## [Work instruction A]
Answer these questions using the Q&A on data analysis problems below:
(i) What three examples of data quality issues does it list?
(ii) Whose approval might an analyst have to wait for before getting access to data?
(iii) What can result when analysts combine two or more different datasets for a single analysis?
## [Work instruction B]
Translate this sentence from the Q&A on data analysis problems below into Spanish: "Analysts trying to gather information and/or conduct analyses will sometimes face challenges in obtaining the data they need."

## [Text passage]
=== Begin Enclosure ===

Q & A
Data Analysis

Q: What Are the Problems That a Data Analyst can Encounter While Performing Data Analysis?

What Are the Problems That a Data Analyst can Encounter While Performing Data Analysis

1. Data Quality Issues

  • Analysts trying to complete their analyses use data of varying quality; some of these issues could include poor coding, mislabelled values or empty fields.
  • Analysts will spend a considerable amount of time cleaning the data and trying to determine which of these data quality issues they will have to consider for further processes in data processing.
  • This data cleaning and processing can be both time-consuming and labour-intensive.

2. Data Accessibility

  • Analysts trying to gather information and/or conduct analyses will sometimes face challenges in obtaining the data they need.
  • Sometimes, the analyst does not have access to that data, or, in other cases, the analyst must wait for approval from another department or external entity to get access to the data. As a result, this may cause delays and prevent the analyst from completing his/her analysis on time.

3. Data Integration

  • When analysts combine two or more different datasets to complete a single analysis, this can result in problems with data integration.
  • In many situations, if there are discrepancies between the datasets, they will require an additional step in the data integration process to reconcile the discrepancies.
  • For data analysts to produce accurate analyses, it is essential that the data be as consistent as possible between all datasets utilized in the analysis.

=== End Enclosure ===

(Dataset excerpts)
=== Begin Enclosure ===

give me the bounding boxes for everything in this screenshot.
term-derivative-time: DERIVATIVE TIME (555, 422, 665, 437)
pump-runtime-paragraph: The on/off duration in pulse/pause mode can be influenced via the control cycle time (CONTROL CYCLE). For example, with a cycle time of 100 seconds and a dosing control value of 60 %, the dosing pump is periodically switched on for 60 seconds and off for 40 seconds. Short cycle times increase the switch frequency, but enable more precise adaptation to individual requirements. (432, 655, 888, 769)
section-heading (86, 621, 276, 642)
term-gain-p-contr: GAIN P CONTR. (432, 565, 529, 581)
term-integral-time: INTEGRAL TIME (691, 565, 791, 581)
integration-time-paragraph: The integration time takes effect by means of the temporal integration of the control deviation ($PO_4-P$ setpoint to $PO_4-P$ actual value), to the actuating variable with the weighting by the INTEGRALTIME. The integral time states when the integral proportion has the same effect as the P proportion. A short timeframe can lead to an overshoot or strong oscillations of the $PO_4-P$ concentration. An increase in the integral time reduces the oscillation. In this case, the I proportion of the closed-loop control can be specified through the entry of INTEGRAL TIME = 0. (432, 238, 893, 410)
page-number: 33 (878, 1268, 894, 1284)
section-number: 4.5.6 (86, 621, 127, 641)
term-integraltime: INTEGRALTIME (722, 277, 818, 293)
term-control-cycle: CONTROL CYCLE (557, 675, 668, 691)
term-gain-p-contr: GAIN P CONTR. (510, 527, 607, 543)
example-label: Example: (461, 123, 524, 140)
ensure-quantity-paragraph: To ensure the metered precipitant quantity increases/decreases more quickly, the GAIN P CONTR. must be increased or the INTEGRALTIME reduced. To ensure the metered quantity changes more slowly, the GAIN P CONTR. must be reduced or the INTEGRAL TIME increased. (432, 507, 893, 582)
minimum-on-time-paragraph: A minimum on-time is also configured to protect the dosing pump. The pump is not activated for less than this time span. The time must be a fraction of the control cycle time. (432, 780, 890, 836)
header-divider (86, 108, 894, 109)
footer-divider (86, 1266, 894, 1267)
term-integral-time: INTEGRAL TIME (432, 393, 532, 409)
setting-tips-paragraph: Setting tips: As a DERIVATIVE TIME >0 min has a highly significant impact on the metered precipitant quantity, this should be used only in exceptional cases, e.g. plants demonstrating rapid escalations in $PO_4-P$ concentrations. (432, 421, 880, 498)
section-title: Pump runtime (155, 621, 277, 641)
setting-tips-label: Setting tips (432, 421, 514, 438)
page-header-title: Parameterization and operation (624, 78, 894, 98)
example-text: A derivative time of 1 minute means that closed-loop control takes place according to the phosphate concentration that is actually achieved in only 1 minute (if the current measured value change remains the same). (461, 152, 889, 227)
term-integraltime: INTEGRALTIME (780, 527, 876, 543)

=== End Enclosure ===

## [Written reply A]
(i) Poor coding, mislabeled values and empty fields.
(ii) Another department or an external entity.
(iii) Problems with data integration.

## [Written reply B]
Los analistas que intentan recopilar información y/o realizar análisis a veces se enfrentarán a dificultades para obtener los datos que necesitan.